*Exercise prompt*. From the listing below, pull each line that includes "principles".

*Task material*.
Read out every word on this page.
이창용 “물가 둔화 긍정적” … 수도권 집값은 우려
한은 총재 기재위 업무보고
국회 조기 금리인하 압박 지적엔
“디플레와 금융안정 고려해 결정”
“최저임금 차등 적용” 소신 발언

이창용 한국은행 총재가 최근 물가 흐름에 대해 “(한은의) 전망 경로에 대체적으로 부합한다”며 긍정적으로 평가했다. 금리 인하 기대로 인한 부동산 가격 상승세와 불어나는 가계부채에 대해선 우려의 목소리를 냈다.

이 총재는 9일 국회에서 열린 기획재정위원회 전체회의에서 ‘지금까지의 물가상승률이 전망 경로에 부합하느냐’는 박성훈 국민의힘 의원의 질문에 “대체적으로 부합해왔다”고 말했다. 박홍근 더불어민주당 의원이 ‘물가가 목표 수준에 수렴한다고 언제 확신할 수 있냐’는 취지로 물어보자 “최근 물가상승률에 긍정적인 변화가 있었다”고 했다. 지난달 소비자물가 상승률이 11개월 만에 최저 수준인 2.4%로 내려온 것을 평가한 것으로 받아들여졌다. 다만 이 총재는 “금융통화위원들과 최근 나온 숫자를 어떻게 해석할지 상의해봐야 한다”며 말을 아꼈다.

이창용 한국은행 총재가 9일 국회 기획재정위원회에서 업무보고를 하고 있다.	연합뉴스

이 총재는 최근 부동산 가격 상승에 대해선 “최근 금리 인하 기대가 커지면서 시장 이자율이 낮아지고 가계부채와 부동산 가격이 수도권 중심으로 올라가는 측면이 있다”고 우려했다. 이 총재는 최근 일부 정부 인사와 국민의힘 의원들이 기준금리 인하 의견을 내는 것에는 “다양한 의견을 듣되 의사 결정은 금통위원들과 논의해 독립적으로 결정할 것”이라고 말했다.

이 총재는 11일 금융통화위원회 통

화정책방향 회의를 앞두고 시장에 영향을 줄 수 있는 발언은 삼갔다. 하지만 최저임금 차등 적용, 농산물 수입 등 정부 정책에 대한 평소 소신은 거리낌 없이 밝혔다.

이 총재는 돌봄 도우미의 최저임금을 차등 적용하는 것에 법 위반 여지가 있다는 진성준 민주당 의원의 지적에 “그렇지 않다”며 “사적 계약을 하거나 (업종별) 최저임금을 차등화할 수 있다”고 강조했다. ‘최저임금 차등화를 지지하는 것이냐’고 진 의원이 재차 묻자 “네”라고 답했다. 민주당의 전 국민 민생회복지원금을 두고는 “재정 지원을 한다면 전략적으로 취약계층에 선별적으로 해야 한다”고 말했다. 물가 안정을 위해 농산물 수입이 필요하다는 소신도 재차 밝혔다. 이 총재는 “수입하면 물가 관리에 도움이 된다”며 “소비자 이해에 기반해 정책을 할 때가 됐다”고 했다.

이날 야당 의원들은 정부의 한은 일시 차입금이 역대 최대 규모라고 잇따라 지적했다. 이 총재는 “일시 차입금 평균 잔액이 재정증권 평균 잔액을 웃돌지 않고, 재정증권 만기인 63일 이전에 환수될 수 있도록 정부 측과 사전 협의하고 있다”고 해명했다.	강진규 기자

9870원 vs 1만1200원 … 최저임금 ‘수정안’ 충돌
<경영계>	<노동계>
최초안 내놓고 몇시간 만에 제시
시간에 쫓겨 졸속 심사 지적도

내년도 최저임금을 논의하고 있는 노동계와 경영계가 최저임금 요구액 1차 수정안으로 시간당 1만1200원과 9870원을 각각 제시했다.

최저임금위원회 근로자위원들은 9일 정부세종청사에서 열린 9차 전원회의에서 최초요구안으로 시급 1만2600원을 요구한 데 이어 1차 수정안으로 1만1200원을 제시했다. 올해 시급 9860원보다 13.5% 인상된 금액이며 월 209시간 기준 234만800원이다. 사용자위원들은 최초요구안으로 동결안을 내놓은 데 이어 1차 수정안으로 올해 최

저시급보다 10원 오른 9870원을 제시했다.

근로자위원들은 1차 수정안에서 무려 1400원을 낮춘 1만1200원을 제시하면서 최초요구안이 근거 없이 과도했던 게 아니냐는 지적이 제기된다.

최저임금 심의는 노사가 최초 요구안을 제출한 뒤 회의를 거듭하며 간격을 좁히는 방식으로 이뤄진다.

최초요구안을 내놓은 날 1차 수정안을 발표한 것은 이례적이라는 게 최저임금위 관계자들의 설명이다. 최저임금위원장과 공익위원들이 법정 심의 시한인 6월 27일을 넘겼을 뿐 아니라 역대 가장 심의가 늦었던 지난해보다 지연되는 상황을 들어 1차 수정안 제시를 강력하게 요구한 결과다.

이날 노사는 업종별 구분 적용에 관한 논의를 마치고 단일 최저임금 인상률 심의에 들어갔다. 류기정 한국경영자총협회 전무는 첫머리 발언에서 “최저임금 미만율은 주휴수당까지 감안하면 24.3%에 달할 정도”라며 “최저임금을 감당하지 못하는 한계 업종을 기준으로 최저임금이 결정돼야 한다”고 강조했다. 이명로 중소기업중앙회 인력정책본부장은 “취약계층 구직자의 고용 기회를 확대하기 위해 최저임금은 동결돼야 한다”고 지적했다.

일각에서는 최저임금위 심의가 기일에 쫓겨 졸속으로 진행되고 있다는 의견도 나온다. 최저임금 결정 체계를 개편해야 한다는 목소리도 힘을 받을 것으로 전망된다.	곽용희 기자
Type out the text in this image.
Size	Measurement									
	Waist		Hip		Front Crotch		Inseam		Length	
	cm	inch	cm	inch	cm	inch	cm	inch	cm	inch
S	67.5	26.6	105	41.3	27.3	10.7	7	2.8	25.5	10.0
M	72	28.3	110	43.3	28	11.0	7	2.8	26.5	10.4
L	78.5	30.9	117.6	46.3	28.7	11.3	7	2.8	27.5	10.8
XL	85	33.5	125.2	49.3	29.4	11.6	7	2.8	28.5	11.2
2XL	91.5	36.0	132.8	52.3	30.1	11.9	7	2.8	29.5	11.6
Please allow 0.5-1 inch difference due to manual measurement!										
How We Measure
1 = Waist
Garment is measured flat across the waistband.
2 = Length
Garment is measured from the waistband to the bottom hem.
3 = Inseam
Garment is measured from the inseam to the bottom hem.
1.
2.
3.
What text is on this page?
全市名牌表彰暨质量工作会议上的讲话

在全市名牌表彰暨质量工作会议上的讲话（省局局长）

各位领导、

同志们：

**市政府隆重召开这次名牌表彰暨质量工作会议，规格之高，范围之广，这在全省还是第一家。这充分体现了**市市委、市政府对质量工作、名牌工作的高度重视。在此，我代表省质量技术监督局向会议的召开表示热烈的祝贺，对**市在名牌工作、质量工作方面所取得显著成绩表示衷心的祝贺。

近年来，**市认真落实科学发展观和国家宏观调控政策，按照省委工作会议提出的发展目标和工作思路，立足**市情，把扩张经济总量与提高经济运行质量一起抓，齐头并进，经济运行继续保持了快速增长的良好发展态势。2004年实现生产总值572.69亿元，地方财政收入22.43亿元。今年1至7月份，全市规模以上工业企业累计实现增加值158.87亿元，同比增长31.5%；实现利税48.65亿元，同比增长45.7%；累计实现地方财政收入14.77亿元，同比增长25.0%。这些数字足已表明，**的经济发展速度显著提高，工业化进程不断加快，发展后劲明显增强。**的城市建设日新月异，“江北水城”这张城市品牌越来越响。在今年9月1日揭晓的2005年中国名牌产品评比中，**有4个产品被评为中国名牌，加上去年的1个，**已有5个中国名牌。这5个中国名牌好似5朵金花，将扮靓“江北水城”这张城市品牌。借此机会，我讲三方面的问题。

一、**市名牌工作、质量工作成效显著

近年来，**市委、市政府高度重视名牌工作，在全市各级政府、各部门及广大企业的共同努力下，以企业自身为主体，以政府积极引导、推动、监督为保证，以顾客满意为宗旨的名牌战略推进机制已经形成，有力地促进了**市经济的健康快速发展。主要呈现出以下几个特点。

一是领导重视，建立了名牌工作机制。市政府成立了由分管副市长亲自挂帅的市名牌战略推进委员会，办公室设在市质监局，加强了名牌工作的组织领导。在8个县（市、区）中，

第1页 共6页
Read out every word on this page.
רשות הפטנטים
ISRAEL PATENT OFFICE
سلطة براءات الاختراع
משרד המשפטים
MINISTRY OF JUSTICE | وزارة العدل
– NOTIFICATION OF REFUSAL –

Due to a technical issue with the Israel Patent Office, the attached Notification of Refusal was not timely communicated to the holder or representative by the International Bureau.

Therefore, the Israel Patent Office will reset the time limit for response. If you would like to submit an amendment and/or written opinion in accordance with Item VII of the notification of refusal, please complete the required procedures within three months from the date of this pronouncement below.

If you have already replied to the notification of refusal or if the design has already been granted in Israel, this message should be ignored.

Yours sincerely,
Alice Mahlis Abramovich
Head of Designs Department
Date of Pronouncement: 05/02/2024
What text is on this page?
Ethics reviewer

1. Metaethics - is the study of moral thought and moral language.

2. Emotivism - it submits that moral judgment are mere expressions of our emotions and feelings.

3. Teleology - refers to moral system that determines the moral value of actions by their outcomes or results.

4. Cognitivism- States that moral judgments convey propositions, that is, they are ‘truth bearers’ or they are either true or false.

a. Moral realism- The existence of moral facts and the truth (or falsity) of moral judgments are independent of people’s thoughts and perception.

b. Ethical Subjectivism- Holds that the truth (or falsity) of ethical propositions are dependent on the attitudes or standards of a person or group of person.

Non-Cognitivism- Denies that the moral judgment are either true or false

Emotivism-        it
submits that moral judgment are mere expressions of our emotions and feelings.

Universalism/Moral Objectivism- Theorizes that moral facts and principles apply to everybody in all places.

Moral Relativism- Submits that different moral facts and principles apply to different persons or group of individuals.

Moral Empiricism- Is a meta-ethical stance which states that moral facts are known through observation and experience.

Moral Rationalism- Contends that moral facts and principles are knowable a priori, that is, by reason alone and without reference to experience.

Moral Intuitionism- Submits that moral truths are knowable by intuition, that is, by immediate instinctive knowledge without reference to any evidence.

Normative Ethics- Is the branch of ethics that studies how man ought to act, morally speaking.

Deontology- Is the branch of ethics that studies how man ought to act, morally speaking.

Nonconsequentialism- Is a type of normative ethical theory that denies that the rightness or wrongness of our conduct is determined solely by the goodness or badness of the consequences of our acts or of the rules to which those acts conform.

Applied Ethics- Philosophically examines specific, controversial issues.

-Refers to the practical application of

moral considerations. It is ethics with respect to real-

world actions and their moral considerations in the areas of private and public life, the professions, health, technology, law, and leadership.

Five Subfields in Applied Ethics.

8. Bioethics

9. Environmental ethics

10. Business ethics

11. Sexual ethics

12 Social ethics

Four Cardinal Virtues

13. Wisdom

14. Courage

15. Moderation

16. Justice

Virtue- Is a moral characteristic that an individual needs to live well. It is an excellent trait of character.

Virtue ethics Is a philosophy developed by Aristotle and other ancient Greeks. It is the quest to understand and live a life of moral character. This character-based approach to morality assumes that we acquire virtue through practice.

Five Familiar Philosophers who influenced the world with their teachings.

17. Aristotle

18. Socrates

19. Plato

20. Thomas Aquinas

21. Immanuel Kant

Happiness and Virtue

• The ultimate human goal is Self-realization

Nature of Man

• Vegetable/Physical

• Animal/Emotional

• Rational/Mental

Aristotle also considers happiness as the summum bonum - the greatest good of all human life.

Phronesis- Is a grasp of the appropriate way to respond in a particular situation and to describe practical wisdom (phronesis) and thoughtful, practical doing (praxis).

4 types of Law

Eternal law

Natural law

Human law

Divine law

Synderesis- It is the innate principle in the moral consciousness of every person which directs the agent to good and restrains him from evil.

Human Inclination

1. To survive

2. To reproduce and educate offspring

*Finished answer*.
Universalism/Moral Objectivism- Theorizes that moral facts and principles apply to everybody in all places.
Moral Relativism- Submits that different moral facts and principles apply to different persons or group of individuals.
Moral Rationalism- Contends that moral facts and principles are knowable a priori, that is, by reason alone and without reference to experience.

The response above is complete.